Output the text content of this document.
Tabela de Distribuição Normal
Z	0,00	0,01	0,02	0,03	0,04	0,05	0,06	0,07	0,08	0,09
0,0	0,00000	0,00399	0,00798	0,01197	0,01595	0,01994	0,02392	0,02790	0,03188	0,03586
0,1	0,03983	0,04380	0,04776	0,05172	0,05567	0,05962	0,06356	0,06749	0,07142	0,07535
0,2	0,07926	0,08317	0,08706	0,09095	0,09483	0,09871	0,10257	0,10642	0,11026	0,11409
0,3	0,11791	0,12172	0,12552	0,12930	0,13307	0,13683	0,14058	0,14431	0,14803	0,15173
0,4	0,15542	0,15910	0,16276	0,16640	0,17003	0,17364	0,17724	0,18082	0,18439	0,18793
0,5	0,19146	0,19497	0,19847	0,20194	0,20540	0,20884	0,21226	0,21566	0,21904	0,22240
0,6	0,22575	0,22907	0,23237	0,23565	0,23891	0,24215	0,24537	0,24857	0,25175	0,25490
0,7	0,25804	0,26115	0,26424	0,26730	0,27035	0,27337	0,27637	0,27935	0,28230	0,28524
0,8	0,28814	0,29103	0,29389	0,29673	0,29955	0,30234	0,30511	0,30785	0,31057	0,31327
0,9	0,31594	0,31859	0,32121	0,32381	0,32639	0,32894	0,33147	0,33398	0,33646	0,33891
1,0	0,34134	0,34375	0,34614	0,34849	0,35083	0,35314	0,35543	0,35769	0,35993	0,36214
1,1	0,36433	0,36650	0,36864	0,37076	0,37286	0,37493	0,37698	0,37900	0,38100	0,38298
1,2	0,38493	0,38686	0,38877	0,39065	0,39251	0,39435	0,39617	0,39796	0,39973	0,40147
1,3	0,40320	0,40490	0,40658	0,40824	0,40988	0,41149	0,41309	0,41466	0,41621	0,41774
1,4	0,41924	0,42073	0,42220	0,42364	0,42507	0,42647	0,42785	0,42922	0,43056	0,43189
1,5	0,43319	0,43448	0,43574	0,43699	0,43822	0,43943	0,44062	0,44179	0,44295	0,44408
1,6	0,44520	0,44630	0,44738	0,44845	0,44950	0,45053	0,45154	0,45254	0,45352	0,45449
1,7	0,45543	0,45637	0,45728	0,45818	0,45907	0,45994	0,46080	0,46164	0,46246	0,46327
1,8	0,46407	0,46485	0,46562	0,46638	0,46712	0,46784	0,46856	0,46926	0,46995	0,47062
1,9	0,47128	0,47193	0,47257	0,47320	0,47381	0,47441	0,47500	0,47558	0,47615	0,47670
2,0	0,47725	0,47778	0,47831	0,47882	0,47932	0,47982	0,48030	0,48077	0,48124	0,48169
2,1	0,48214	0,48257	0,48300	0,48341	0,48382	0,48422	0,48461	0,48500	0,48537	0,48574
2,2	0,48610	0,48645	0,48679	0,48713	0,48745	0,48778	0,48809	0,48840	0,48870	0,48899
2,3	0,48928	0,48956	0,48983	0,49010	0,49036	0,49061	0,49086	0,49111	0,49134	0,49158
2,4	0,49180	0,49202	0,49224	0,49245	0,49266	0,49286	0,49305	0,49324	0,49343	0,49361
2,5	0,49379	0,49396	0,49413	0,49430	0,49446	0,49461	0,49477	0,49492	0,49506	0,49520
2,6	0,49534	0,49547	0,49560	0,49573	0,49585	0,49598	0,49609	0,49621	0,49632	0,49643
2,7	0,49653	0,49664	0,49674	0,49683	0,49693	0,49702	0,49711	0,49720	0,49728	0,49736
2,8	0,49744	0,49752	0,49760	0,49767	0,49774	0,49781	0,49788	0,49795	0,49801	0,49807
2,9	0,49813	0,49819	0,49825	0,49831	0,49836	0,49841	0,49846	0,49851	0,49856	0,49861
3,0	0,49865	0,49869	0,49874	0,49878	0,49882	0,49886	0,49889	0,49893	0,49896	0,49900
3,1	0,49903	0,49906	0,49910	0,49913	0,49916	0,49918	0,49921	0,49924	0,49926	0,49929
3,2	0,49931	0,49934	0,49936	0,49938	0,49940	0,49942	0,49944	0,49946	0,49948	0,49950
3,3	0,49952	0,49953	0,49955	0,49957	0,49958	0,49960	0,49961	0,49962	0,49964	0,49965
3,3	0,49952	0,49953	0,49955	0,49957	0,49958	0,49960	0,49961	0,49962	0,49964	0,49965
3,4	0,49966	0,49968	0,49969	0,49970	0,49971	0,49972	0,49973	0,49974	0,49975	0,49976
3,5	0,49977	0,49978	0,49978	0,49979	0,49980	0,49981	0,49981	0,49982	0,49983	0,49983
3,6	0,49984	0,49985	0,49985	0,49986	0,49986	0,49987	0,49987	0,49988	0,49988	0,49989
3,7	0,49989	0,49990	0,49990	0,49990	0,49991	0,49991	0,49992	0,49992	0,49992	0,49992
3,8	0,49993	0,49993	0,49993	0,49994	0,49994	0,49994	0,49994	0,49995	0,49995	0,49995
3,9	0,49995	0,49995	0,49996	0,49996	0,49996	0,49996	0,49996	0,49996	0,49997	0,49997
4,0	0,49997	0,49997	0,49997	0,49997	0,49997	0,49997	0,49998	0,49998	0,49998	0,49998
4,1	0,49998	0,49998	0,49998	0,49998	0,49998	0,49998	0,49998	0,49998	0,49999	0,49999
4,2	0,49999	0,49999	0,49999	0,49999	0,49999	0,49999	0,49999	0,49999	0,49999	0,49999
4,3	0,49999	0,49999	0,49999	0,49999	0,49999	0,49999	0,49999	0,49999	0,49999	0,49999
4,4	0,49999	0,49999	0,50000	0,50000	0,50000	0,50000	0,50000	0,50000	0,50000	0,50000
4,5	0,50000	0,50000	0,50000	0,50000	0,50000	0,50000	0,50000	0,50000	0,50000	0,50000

○ ○ ○ ○ ○

__Your instructions__
Write out all of the records above exactly as they appear.

__Full response__
Output the text content of this document.
Tabela de Distribuição Normal
Z	0,00	0,01	0,02	0,03	0,04	0,05	0,06	0,07	0,08	0,09
0,0	0,00000	0,00399	0,00798	0,01197	0,01595	0,01994	0,02392	0,02790	0,03188	0,03586
0,1	0,03983	0,04380	0,04776	0,05172	0,05567	0,05962	0,06356	0,06749	0,07142	0,07535
0,2	0,07926	0,08317	0,08706	0,09095	0,09483	0,09871	0,10257	0,10642	0,11026	0,11409
0,3	0,11791	0,12172	0,12552	0,12930	0,13307	0,13683	0,14058	0,14431	0,14803	0,15173
0,4	0,15542	0,15910	0,16276	0,16640	0,17003	0,17364	0,17724	0,18082	0,18439	0,18793
0,5	0,19146	0,19497	0,19847	0,20194	0,20540	0,20884	0,21226	0,21566	0,21904	0,22240
0,6	0,22575	0,22907	0,23237	0,23565	0,23891	0,24215	0,24537	0,24857	0,25175	0,25490
0,7	0,25804	0,26115	0,26424	0,26730	0,27035	0,27337	0,27637	0,27935	0,28230	0,28524
0,8	0,28814	0,29103	0,29389	0,29673	0,29955	0,30234	0,30511	0,30785	0,31057	0,31327
0,9	0,31594	0,31859	0,32121	0,32381	0,32639	0,32894	0,33147	0,33398	0,33646	0,33891
1,0	0,34134	0,34375	0,34614	0,34849	0,35083	0,35314	0,35543	0,35769	0,35993	0,36214
1,1	0,36433	0,36650	0,36864	0,37076	0,37286	0,37493	0,37698	0,37900	0,38100	0,38298
1,2	0,38493	0,38686	0,38877	0,39065	0,39251	0,39435	0,39617	0,39796	0,39973	0,40147
1,3	0,40320	0,40490	0,40658	0,40824	0,40988	0,41149	0,41309	0,41466	0,41621	0,41774
1,4	0,41924	0,42073	0,42220	0,42364	0,42507	0,42647	0,42785	0,42922	0,43056	0,43189
1,5	0,43319	0,43448	0,43574	0,43699	0,43822	0,43943	0,44062	0,44179	0,44295	0,44408
1,6	0,44520	0,44630	0,44738	0,44845	0,44950	0,45053	0,45154	0,45254	0,45352	0,45449
1,7	0,45543	0,45637	0,45728	0,45818	0,45907	0,45994	0,46080	0,46164	0,46246	0,46327
1,8	0,46407	0,46485	0,46562	0,46638	0,46712	0,46784	0,46856	0,46926	0,46995	0,47062
1,9	0,47128	0,47193	0,47257	0,47320	0,47381	0,47441	0,47500	0,47558	0,47615	0,47670
2,0	0,47725	0,47778	0,47831	0,47882	0,47932	0,47982	0,48030	0,48077	0,48124	0,48169
2,1	0,48214	0,48257	0,48300	0,48341	0,48382	0,48422	0,48461	0,48500	0,48537	0,48574
2,2	0,48610	0,48645	0,48679	0,48713	0,48745	0,48778	0,48809	0,48840	0,48870	0,48899
2,3	0,48928	0,48956	0,48983	0,49010	0,49036	0,49061	0,49086	0,49111	0,49134	0,49158
2,4	0,49180	0,49202	0,49224	0,49245	0,49266	0,49286	0,49305	0,49324	0,49343	0,49361
2,5	0,49379	0,49396	0,49413	0,49430	0,49446	0,49461	0,49477	0,49492	0,49506	0,49520
2,6	0,49534	0,49547	0,49560	0,49573	0,49585	0,49598	0,49609	0,49621	0,49632	0,49643
2,7	0,49653	0,49664	0,49674	0,49683	0,49693	0,49702	0,49711	0,49720	0,49728	0,49736
2,8	0,49744	0,49752	0,49760	0,49767	0,49774	0,49781	0,49788	0,49795	0,49801	0,49807
2,9	0,49813	0,49819	0,49825	0,49831	0,49836	0,49841	0,49846	0,49851	0,49856	0,49861
3,0	0,49865	0,49869	0,49874	0,49878	0,49882	0,49886	0,49889	0,49893	0,49896	0,49900
3,1	0,49903	0,49906	0,49910	0,49913	0,49916	0,49918	0,49921	0,49924	0,49926	0,49929
3,2	0,49931	0,49934	0,49936	0,49938	0,49940	0,49942	0,49944	0,49946	0,49948	0,49950
3,3	0,49952	0,49953	0,49955	0,49957	0,49958	0,49960	0,49961	0,49962	0,49964	0,49965
3,3	0,49952	0,49953	0,49955	0,49957	0,49958	0,49960	0,49961	0,49962	0,49964	0,49965
3,4	0,49966	0,49968	0,49969	0,49970	0,49971	0,49972	0,49973	0,49974	0,49975	0,49976
3,5	0,49977	0,49978	0,49978	0,49979	0,49980	0,49981	0,49981	0,49982	0,49983	0,49983
3,6	0,49984	0,49985	0,49985	0,49986	0,49986	0,49987	0,49987	0,49988	0,49988	0,49989
3,7	0,49989	0,49990	0,49990	0,49990	0,49991	0,49991	0,49992	0,49992	0,49992	0,49992
3,8	0,49993	0,49993	0,49993	0,49994	0,49994	0,49994	0,49994	0,49995	0,49995	0,49995
3,9	0,49995	0,49995	0,49996	0,49996	0,49996	0,49996	0,49996	0,49996	0,49997	0,49997
4,0	0,49997	0,49997	0,49997	0,49997	0,49997	0,49997	0,49998	0,49998	0,49998	0,49998
4,1	0,49998	0,49998	0,49998	0,49998	0,49998	0,49998	0,49998	0,49998	0,49999	0,49999
4,2	0,49999	0,49999	0,49999	0,49999	0,49999	0,49999	0,49999	0,49999	0,49999	0,49999
4,3	0,49999	0,49999	0,49999	0,49999	0,49999	0,49999	0,49999	0,49999	0,49999	0,49999
4,4	0,49999	0,49999	0,50000	0,50000	0,50000	0,50000	0,50000	0,50000	0,50000	0,50000
4,5	0,50000	0,50000	0,50000	0,50000	0,50000	0,50000	0,50000	0,50000	0,50000	0,50000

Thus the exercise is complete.